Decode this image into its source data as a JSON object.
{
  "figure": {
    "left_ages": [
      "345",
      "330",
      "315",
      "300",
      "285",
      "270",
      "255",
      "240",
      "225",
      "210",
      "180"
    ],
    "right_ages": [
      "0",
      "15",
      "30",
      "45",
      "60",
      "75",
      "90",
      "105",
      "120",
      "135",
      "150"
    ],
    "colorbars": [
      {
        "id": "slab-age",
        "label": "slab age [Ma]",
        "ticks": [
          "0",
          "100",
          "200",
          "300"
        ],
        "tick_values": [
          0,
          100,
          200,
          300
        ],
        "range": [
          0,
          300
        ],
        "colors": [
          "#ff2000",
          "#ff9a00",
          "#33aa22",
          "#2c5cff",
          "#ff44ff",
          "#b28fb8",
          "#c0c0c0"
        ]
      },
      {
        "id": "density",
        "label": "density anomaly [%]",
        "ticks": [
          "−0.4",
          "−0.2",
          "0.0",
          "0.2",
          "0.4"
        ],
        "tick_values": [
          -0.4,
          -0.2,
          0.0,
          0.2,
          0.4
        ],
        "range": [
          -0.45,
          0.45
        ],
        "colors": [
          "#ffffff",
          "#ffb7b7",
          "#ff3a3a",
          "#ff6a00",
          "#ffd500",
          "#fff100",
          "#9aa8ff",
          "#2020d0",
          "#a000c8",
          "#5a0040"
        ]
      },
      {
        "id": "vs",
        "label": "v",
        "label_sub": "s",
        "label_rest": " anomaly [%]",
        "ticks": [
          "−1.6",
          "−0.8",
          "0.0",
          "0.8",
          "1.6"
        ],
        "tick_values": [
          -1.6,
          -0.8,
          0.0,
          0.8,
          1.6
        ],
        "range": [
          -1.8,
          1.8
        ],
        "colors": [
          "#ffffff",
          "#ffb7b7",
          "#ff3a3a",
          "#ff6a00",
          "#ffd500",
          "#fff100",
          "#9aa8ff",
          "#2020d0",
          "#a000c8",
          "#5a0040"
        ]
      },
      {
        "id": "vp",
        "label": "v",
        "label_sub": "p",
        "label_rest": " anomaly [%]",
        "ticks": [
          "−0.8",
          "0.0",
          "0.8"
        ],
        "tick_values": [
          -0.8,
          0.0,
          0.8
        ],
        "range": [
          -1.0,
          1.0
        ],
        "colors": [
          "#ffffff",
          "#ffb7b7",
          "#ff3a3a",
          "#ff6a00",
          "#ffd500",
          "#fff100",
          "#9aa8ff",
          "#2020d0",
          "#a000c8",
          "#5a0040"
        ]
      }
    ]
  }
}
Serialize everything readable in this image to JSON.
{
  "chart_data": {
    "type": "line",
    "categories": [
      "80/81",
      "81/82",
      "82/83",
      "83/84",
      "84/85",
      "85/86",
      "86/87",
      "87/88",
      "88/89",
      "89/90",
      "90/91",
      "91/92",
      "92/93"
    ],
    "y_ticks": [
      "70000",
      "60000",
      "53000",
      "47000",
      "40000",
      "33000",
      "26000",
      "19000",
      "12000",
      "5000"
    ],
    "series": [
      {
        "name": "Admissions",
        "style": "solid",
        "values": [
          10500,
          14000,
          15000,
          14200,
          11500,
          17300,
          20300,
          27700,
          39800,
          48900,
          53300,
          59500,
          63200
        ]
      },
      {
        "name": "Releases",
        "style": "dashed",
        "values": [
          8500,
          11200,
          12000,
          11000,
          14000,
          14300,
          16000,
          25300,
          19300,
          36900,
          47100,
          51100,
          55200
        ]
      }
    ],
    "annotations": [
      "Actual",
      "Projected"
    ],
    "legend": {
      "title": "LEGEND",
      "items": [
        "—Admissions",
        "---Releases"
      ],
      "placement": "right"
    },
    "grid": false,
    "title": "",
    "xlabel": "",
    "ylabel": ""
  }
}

________________

### AIM OF THE EXERCISE
Transcribe the data. Leave every line exactly as it is.

### EXERCISE ANSWER
Decode this image into its source data as a JSON object.
{
  "figure": {
    "left_ages": [
      "345",
      "330",
      "315",
      "300",
      "285",
      "270",
      "255",
      "240",
      "225",
      "210",
      "180"
    ],
    "right_ages": [
      "0",
      "15",
      "30",
      "45",
      "60",
      "75",
      "90",
      "105",
      "120",
      "135",
      "150"
    ],
    "colorbars": [
      {
        "id": "slab-age",
        "label": "slab age [Ma]",
        "ticks": [
          "0",
          "100",
          "200",
          "300"
        ],
        "tick_values": [
          0,
          100,
          200,
          300
        ],
        "range": [
          0,
          300
        ],
        "colors": [
          "#ff2000",
          "#ff9a00",
          "#33aa22",
          "#2c5cff",
          "#ff44ff",
          "#b28fb8",
          "#c0c0c0"
        ]
      },
      {
        "id": "density",
        "label": "density anomaly [%]",
        "ticks": [
          "−0.4",
          "−0.2",
          "0.0",
          "0.2",
          "0.4"
        ],
        "tick_values": [
          -0.4,
          -0.2,
          0.0,
          0.2,
          0.4
        ],
        "range": [
          -0.45,
          0.45
        ],
        "colors": [
          "#ffffff",
          "#ffb7b7",
          "#ff3a3a",
          "#ff6a00",
          "#ffd500",
          "#fff100",
          "#9aa8ff",
          "#2020d0",
          "#a000c8",
          "#5a0040"
        ]
      },
      {
        "id": "vs",
        "label": "v",
        "label_sub": "s",
        "label_rest": " anomaly [%]",
        "ticks": [
          "−1.6",
          "−0.8",
          "0.0",
          "0.8",
          "1.6"
        ],
        "tick_values": [
          -1.6,
          -0.8,
          0.0,
          0.8,
          1.6
        ],
        "range": [
          -1.8,
          1.8
        ],
        "colors": [
          "#ffffff",
          "#ffb7b7",
          "#ff3a3a",
          "#ff6a00",
          "#ffd500",
          "#fff100",
          "#9aa8ff",
          "#2020d0",
          "#a000c8",
          "#5a0040"
        ]
      },
      {
        "id": "vp",
        "label": "v",
        "label_sub": "p",
        "label_rest": " anomaly [%]",
        "ticks": [
          "−0.8",
          "0.0",
          "0.8"
        ],
        "tick_values": [
          -0.8,
          0.0,
          0.8
        ],
        "range": [
          -1.0,
          1.0
        ],
        "colors": [
          "#ffffff",
          "#ffb7b7",
          "#ff3a3a",
          "#ff6a00",
          "#ffd500",
          "#fff100",
          "#9aa8ff",
          "#2020d0",
          "#a000c8",
          "#5a0040"
        ]
      }
    ]
  }
}
Serialize everything readable in this image to JSON.
{
  "chart_data": {
    "type": "line",
    "categories": [
      "80/81",
      "81/82",
      "82/83",
      "83/84",
      "84/85",
      "85/86",
      "86/87",
      "87/88",
      "88/89",
      "89/90",
      "90/91",
      "91/92",
      "92/93"
    ],
    "y_ticks": [
      "70000",
      "60000",
      "53000",
      "47000",
      "40000",
      "33000",
      "26000",
      "19000",
      "12000",
      "5000"
    ],
    "series": [
      {
        "name": "Admissions",
        "style": "solid",
        "values": [
          10500,
          14000,
          15000,
          14200,
          11500,
          17300,
          20300,
          27700,
          39800,
          48900,
          53300,
          59500,
          63200
        ]
      },
      {
        "name": "Releases",
        "style": "dashed",
        "values": [
          8500,
          11200,
          12000,
          11000,
          14000,
          14300,
          16000,
          25300,
          19300,
          36900,
          47100,
          51100,
          55200
        ]
      }
    ],
    "annotations": [
      "Actual",
      "Projected"
    ],
    "legend": {
      "title": "LEGEND",
      "items": [
        "—Admissions",
        "---Releases"
      ],
      "placement": "right"
    },
    "grid": false,
    "title": "",
    "xlabel": "",
    "ylabel": ""
  }
}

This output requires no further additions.